## WRITTEN TASK
From the entries below, please gather each line containing the string "page".

--- start DATA SHOWN ---

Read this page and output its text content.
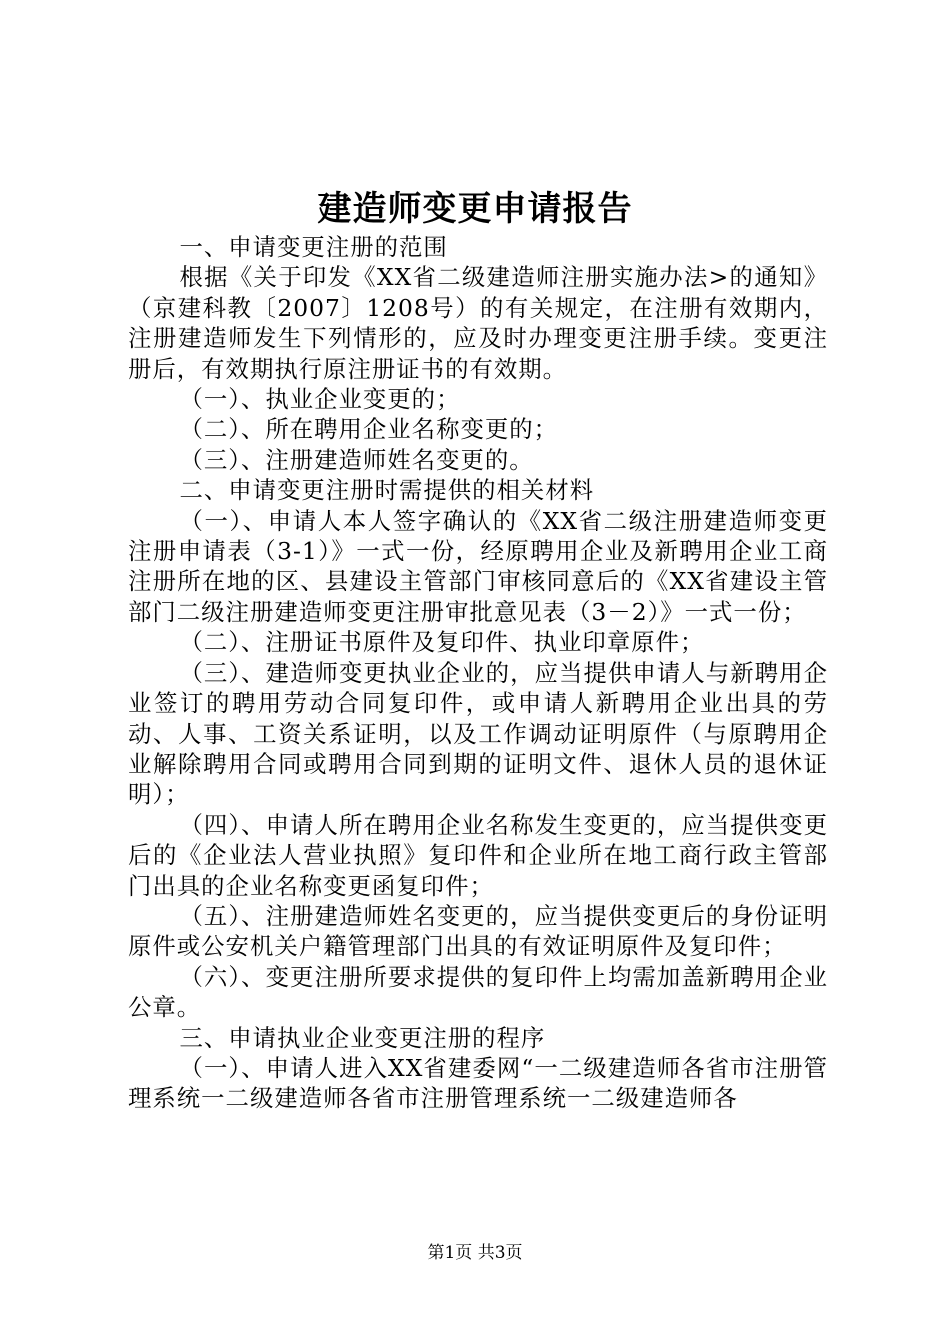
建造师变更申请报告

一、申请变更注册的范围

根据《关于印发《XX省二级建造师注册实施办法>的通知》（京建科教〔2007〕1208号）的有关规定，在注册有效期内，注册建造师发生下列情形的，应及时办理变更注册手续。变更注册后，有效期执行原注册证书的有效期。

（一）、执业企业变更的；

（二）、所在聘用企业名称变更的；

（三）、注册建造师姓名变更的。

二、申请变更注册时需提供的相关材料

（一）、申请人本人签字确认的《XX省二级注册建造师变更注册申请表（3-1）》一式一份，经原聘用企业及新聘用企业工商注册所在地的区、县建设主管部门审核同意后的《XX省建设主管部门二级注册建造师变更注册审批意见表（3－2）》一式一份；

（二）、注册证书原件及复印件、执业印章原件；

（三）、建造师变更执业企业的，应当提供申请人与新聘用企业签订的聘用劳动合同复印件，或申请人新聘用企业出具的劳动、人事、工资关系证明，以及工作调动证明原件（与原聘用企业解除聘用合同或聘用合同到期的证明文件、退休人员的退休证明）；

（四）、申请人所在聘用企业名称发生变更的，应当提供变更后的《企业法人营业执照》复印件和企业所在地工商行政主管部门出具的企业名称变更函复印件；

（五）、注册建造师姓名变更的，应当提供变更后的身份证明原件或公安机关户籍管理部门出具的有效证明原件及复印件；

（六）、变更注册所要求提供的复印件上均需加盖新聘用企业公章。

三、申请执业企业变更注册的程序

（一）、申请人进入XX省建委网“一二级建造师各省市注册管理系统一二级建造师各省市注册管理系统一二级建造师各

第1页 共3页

--- end DATA SHOWN ---
--- start DATA SHOWN ---

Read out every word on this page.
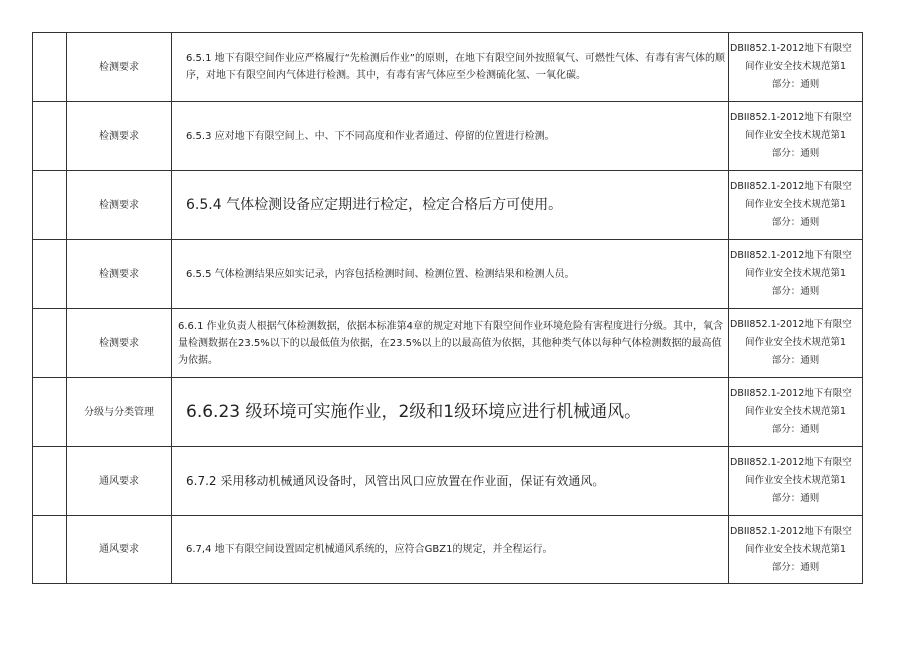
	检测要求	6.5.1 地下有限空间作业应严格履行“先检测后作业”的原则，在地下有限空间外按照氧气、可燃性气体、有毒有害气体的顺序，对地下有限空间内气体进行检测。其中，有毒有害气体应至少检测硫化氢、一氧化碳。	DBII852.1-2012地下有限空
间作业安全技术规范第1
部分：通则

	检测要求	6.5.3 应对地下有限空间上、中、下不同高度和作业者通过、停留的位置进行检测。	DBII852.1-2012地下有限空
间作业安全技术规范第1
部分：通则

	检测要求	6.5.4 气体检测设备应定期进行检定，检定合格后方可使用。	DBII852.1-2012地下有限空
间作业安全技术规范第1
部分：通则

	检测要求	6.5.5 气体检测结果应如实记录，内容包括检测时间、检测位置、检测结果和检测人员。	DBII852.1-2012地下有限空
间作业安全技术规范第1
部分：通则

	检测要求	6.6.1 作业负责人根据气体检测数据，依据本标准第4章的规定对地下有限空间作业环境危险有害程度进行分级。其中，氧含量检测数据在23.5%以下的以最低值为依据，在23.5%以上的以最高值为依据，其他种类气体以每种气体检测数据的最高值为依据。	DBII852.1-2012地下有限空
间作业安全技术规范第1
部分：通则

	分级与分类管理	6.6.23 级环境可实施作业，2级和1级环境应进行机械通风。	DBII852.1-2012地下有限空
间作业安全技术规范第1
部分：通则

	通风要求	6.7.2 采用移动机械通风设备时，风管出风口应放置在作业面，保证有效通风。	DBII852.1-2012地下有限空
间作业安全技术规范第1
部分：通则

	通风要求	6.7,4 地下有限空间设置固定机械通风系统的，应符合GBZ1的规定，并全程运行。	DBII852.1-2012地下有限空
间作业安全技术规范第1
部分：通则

--- end DATA SHOWN ---

## COMPLETE RESPONSE
Read this page and output its text content.
Read out every word on this page.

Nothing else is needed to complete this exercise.